- _Entries provided_
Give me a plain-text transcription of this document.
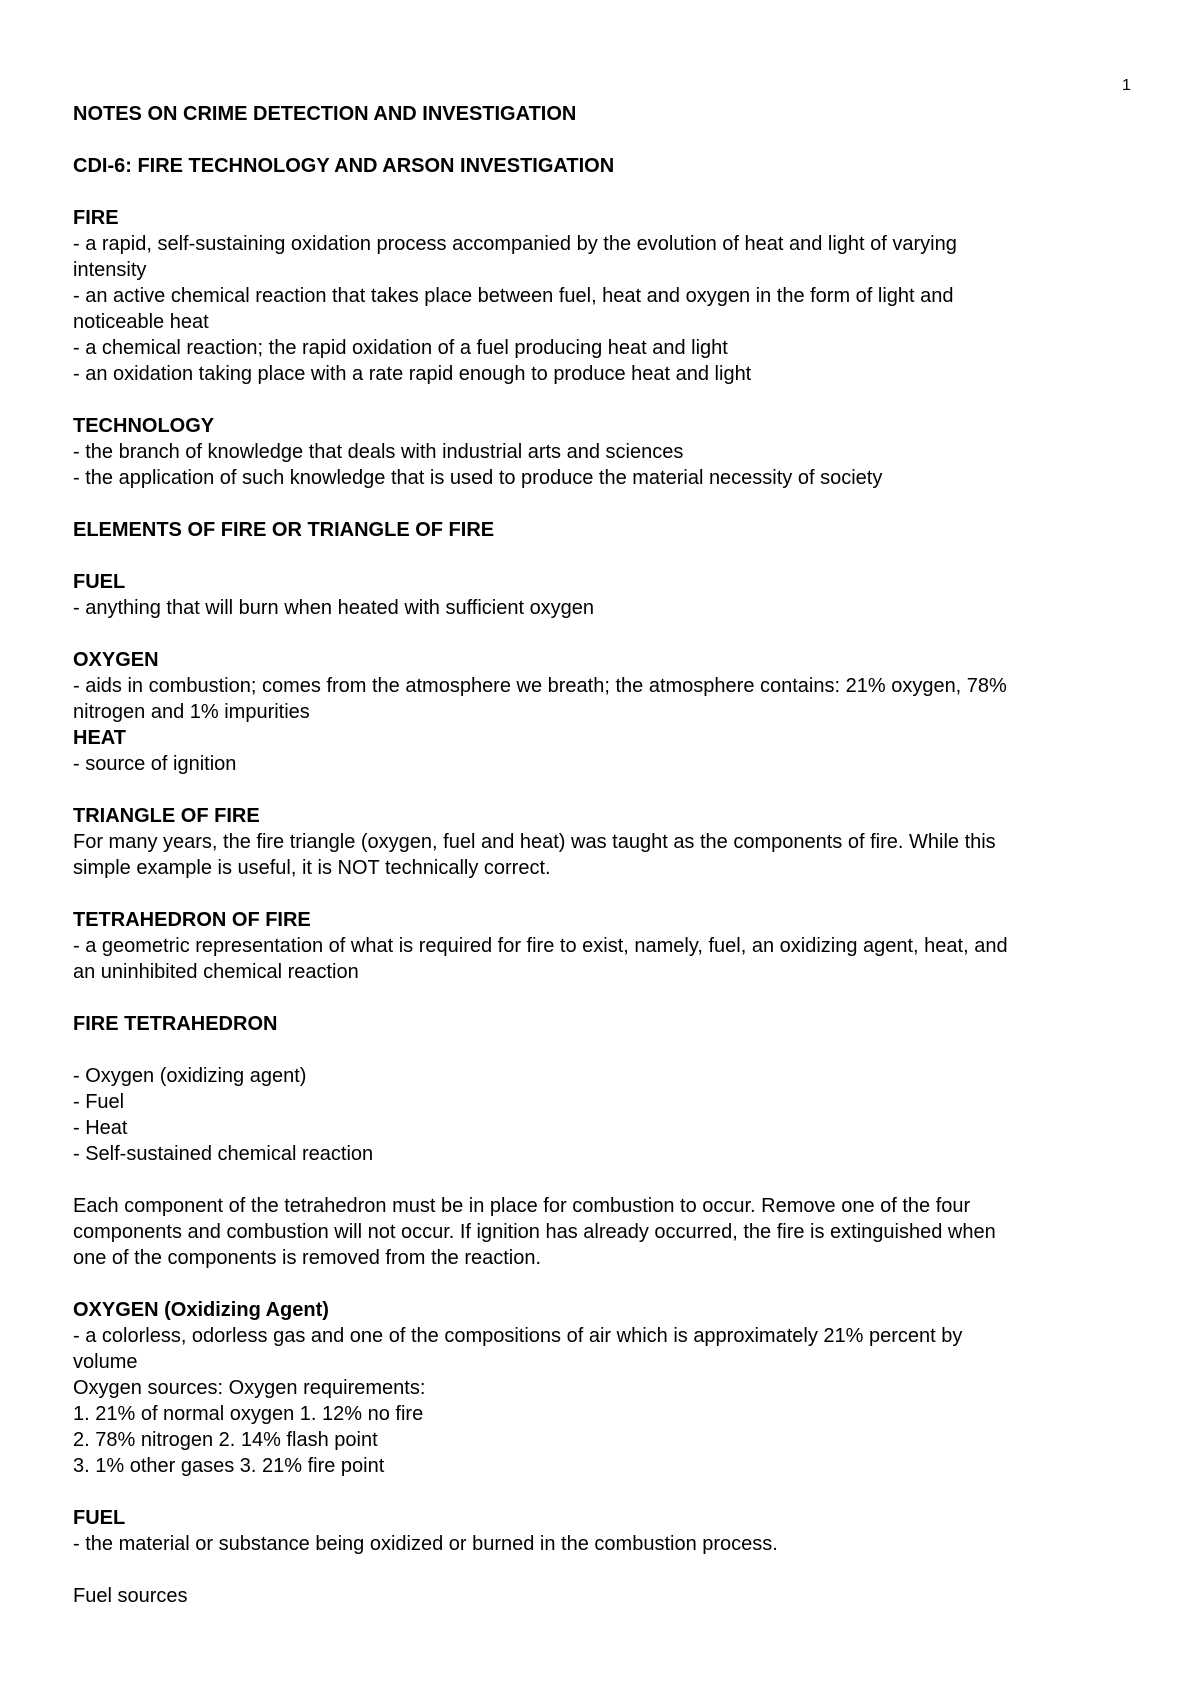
1

NOTES ON CRIME DETECTION AND INVESTIGATION

CDI-6: FIRE TECHNOLOGY AND ARSON INVESTIGATION

FIRE

- a rapid, self-sustaining oxidation process accompanied by the evolution of heat and light of varying

intensity

- an active chemical reaction that takes place between fuel, heat and oxygen in the form of light and

noticeable heat

- a chemical reaction; the rapid oxidation of a fuel producing heat and light

- an oxidation taking place with a rate rapid enough to produce heat and light

TECHNOLOGY

- the branch of knowledge that deals with industrial arts and sciences

- the application of such knowledge that is used to produce the material necessity of society

ELEMENTS OF FIRE OR TRIANGLE OF FIRE

FUEL

- anything that will burn when heated with sufficient oxygen

OXYGEN

- aids in combustion; comes from the atmosphere we breath; the atmosphere contains: 21% oxygen, 78%

nitrogen and 1% impurities

HEAT

- source of ignition

TRIANGLE OF FIRE

For many years, the fire triangle (oxygen, fuel and heat) was taught as the components of fire. While this

simple example is useful, it is NOT technically correct.

TETRAHEDRON OF FIRE

- a geometric representation of what is required for fire to exist, namely, fuel, an oxidizing agent, heat, and

an uninhibited chemical reaction

FIRE TETRAHEDRON

- Oxygen (oxidizing agent)

- Fuel

- Heat

- Self-sustained chemical reaction

Each component of the tetrahedron must be in place for combustion to occur. Remove one of the four

components and combustion will not occur. If ignition has already occurred, the fire is extinguished when

one of the components is removed from the reaction.

OXYGEN (Oxidizing Agent)

- a colorless, odorless gas and one of the compositions of air which is approximately 21% percent by

volume

Oxygen sources: Oxygen requirements:

1. 21% of normal oxygen 1. 12% no fire

2. 78% nitrogen 2. 14% flash point

3. 1% other gases 3. 21% fire point

FUEL

- the material or substance being oxidized or burned in the combustion process.

Fuel sources
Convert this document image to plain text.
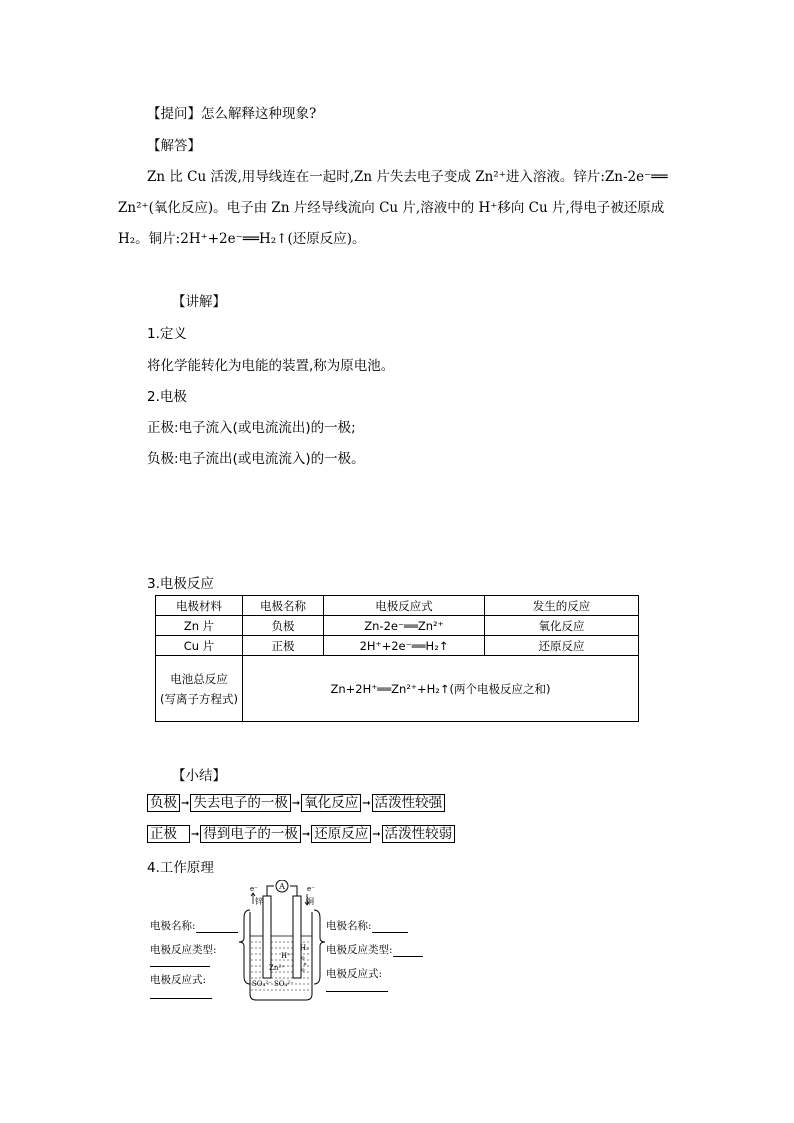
【提问】怎么解释这种现象?
【解答】
Zn 比 Cu 活泼,用导线连在一起时,Zn 片失去电子变成 Zn²⁺进入溶液。锌片:Zn-2e⁻══
Zn²⁺(氧化反应)。电子由 Zn 片经导线流向 Cu 片,溶液中的 H⁺移向 Cu 片,得电子被还原成
H₂。铜片:2H⁺+2e⁻══H₂↑(还原反应)。
【讲解】
1.定义
将化学能转化为电能的装置,称为原电池。
2.电极
正极:电子流入(或电流流出)的一极;
负极:电子流出(或电流流入)的一极。
3.电极反应
电极材料	电极名称	电极反应式	发生的反应
Zn 片	负极	Zn-2e⁻══Zn²⁺	氧化反应
Cu 片	正极	2H⁺+2e⁻══H₂↑	还原反应

电池总反应
(写离子方程式)	Zn+2H⁺══Zn²⁺+H₂↑(两个电极反应之和)		
【小结】
负极 ➞ 失去电子的一极 ➞ 氧化反应 ➞ 活泼性较强
正极 ➞ 得到电子的一极 ➞ 还原反应 ➞ 活泼性较弱
4.工作原理
电极名称:
电极反应类型:
电极反应式:
电极名称:
电极反应类型:
电极反应式:
A
e⁻
锌
e⁻
铜
Zn²⁺
H⁺
H₂
SO₄²⁻ SO₄²⁻
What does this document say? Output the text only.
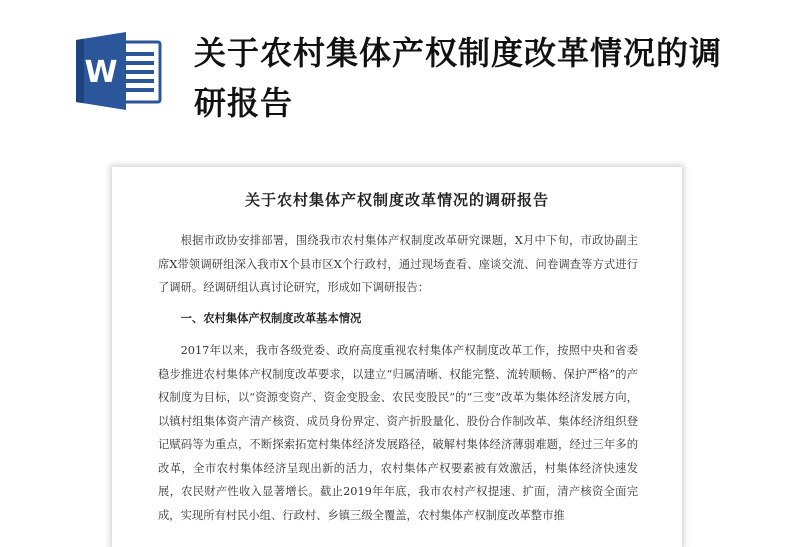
W
关于农村集体产权制度改革情况的调研报告
关于农村集体产权制度改革情况的调研报告

根据市政协安排部署，围绕我市农村集体产权制度改革研究课题，X月中下旬，市政协副主席X带领调研组深入我市X个县市区X个行政村，通过现场查看、座谈交流、问卷调查等方式进行了调研。经调研组认真讨论研究，形成如下调研报告：

一、农村集体产权制度改革基本情况

2017年以来，我市各级党委、政府高度重视农村集体产权制度改革工作，按照中央和省委稳步推进农村集体产权制度改革要求，以建立“归属清晰、权能完整、流转顺畅、保护严格”的产权制度为目标，以“资源变资产、资金变股金、农民变股民”的“三变”改革为集体经济发展方向，以镇村组集体资产清产核资、成员身份界定、资产折股量化、股份合作制改革、集体经济组织登记赋码等为重点，不断探索拓宽村集体经济发展路径，破解村集体经济薄弱难题，经过三年多的改革，全市农村集体经济呈现出新的活力，农村集体产权要素被有效激活，村集体经济快速发展，农民财产性收入显著增长。截止2019年年底，我市农村产权提速、扩面，清产核资全面完成，实现所有村民小组、行政村、乡镇三级全覆盖，农村集体产权制度改革整市推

- _Exercise requirements_
Quote the entries in full. Any image among them is to be omitted from the copy.

- _Answer to this problem_
Give me a plain-text transcription of this document.
1

NOTES ON CRIME DETECTION AND INVESTIGATION

CDI-6: FIRE TECHNOLOGY AND ARSON INVESTIGATION

FIRE

- a rapid, self-sustaining oxidation process accompanied by the evolution of heat and light of varying

intensity

- an active chemical reaction that takes place between fuel, heat and oxygen in the form of light and

noticeable heat

- a chemical reaction; the rapid oxidation of a fuel producing heat and light

- an oxidation taking place with a rate rapid enough to produce heat and light

TECHNOLOGY

- the branch of knowledge that deals with industrial arts and sciences

- the application of such knowledge that is used to produce the material necessity of society

ELEMENTS OF FIRE OR TRIANGLE OF FIRE

FUEL

- anything that will burn when heated with sufficient oxygen

OXYGEN

- aids in combustion; comes from the atmosphere we breath; the atmosphere contains: 21% oxygen, 78%

nitrogen and 1% impurities

HEAT

- source of ignition

TRIANGLE OF FIRE

For many years, the fire triangle (oxygen, fuel and heat) was taught as the components of fire. While this

simple example is useful, it is NOT technically correct.

TETRAHEDRON OF FIRE

- a geometric representation of what is required for fire to exist, namely, fuel, an oxidizing agent, heat, and

an uninhibited chemical reaction

FIRE TETRAHEDRON

- Oxygen (oxidizing agent)

- Fuel

- Heat

- Self-sustained chemical reaction

Each component of the tetrahedron must be in place for combustion to occur. Remove one of the four

components and combustion will not occur. If ignition has already occurred, the fire is extinguished when

one of the components is removed from the reaction.

OXYGEN (Oxidizing Agent)

- a colorless, odorless gas and one of the compositions of air which is approximately 21% percent by

volume

Oxygen sources: Oxygen requirements:

1. 21% of normal oxygen 1. 12% no fire

2. 78% nitrogen 2. 14% flash point

3. 1% other gases 3. 21% fire point

FUEL

- the material or substance being oxidized or burned in the combustion process.

Fuel sources
Convert this document image to plain text.
【提问】怎么解释这种现象?
【解答】
Zn 比 Cu 活泼,用导线连在一起时,Zn 片失去电子变成 Zn²⁺进入溶液。锌片:Zn-2e⁻══
Zn²⁺(氧化反应)。电子由 Zn 片经导线流向 Cu 片,溶液中的 H⁺移向 Cu 片,得电子被还原成
H₂。铜片:2H⁺+2e⁻══H₂↑(还原反应)。
【讲解】
1.定义
将化学能转化为电能的装置,称为原电池。
2.电极
正极:电子流入(或电流流出)的一极;
负极:电子流出(或电流流入)的一极。
3.电极反应
电极材料	电极名称	电极反应式	发生的反应
Zn 片	负极	Zn-2e⁻══Zn²⁺	氧化反应
Cu 片	正极	2H⁺+2e⁻══H₂↑	还原反应

电池总反应
(写离子方程式)	Zn+2H⁺══Zn²⁺+H₂↑(两个电极反应之和)		
【小结】
负极 ➞ 失去电子的一极 ➞ 氧化反应 ➞ 活泼性较强
正极 ➞ 得到电子的一极 ➞ 还原反应 ➞ 活泼性较弱
4.工作原理
电极名称:
电极反应类型:
电极反应式:
电极名称:
电极反应类型:
电极反应式:
A
e⁻
锌
e⁻
铜
Zn²⁺
H⁺
H₂
SO₄²⁻ SO₄²⁻
What does this document say? Output the text only.
W
关于农村集体产权制度改革情况的调研报告
关于农村集体产权制度改革情况的调研报告

根据市政协安排部署，围绕我市农村集体产权制度改革研究课题，X月中下旬，市政协副主席X带领调研组深入我市X个县市区X个行政村，通过现场查看、座谈交流、问卷调查等方式进行了调研。经调研组认真讨论研究，形成如下调研报告：

一、农村集体产权制度改革基本情况

2017年以来，我市各级党委、政府高度重视农村集体产权制度改革工作，按照中央和省委稳步推进农村集体产权制度改革要求，以建立“归属清晰、权能完整、流转顺畅、保护严格”的产权制度为目标，以“资源变资产、资金变股金、农民变股民”的“三变”改革为集体经济发展方向，以镇村组集体资产清产核资、成员身份界定、资产折股量化、股份合作制改革、集体经济组织登记赋码等为重点，不断探索拓宽村集体经济发展路径，破解村集体经济薄弱难题，经过三年多的改革，全市农村集体经济呈现出新的活力，农村集体产权要素被有效激活，村集体经济快速发展，农民财产性收入显著增长。截止2019年年底，我市农村产权提速、扩面，清产核资全面完成，实现所有村民小组、行政村、乡镇三级全覆盖，农村集体产权制度改革整市推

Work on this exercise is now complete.